= WRITTEN EXERCISE =
Answer with one number: how many lines have "color".

= RECORDED DATA =
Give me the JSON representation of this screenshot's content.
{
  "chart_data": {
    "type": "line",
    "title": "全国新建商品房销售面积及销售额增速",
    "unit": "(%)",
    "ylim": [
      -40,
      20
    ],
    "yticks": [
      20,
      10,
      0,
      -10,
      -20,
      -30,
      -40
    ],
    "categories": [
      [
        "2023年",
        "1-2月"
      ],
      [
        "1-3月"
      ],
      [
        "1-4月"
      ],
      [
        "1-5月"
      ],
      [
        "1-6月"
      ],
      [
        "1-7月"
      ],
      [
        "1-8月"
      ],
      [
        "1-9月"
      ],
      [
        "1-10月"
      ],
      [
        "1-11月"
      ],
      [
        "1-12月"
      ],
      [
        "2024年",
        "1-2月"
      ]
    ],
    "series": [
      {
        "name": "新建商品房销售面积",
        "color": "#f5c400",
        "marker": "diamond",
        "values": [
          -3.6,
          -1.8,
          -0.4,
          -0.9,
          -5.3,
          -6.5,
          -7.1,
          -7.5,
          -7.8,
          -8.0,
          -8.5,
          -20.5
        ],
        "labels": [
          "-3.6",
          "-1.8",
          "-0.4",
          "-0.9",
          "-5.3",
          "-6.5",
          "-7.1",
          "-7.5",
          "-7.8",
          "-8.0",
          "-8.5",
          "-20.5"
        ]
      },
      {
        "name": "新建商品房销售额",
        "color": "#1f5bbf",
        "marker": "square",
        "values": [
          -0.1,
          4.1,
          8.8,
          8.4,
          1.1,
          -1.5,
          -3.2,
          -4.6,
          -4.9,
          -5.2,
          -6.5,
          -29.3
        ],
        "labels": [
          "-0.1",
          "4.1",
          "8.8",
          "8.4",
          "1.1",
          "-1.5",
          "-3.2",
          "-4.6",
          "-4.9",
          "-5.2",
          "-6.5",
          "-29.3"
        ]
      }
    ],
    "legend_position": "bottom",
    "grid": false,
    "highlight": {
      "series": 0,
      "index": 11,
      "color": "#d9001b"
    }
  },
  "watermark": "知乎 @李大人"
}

= FINAL ANSWER =
3